• _Provided data_:
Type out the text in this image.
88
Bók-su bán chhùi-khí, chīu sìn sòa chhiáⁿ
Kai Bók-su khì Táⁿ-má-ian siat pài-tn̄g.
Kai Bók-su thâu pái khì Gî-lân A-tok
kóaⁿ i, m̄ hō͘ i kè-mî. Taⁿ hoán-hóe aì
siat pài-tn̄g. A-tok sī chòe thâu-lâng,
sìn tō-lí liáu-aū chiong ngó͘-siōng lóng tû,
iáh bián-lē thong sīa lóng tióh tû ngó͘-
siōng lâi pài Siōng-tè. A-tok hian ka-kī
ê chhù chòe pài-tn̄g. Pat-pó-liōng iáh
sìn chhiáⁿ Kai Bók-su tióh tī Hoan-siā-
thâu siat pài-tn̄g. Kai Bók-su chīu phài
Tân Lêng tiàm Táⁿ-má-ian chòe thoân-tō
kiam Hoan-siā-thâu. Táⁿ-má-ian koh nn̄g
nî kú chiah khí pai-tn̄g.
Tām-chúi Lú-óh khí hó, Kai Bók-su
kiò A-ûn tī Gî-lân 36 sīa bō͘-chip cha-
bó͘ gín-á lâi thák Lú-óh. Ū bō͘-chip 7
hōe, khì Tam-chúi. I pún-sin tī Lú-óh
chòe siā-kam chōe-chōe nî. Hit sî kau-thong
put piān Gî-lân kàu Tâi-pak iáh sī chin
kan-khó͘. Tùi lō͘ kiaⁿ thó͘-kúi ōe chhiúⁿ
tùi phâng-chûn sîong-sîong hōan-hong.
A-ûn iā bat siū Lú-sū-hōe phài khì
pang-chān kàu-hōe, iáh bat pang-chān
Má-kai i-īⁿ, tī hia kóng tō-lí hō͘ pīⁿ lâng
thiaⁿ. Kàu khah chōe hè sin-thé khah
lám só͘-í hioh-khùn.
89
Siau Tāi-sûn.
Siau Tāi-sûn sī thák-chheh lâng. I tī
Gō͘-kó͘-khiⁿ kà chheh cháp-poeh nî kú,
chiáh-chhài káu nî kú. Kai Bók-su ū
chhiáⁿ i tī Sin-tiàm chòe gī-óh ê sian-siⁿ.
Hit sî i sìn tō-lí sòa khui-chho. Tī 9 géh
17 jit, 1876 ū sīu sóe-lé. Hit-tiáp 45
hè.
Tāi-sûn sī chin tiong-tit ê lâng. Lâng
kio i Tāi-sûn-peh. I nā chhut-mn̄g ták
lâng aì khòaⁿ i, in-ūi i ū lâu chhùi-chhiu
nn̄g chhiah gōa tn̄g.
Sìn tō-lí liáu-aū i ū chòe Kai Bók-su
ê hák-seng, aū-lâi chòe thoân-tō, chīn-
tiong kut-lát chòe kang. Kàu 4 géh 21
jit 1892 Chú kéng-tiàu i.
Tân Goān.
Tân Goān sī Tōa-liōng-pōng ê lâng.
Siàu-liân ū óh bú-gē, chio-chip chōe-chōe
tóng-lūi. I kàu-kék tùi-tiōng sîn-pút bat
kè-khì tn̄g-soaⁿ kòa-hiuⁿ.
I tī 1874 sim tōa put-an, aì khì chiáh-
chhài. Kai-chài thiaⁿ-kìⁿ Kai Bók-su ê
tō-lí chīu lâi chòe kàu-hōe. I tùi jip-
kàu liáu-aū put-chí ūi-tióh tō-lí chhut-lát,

• _Exercise task_:
Return a copy of every line that includes the word "lâng".

• _Output of the task_:
siat pài-tn̄g. A-tok sī chòe thâu-lâng,
Má-kai i-īⁿ, tī hia kóng tō-lí hō͘ pīⁿ lâng
Siau Tāi-sûn sī thák-chheh lâng. I tī
Tāi-sûn sī chin tiong-tit ê lâng. Lâng
lâng aì khòaⁿ i, in-ūi i ū lâu chhùi-chhiu
Tân Goān sī Tōa-liōng-pōng ê lâng.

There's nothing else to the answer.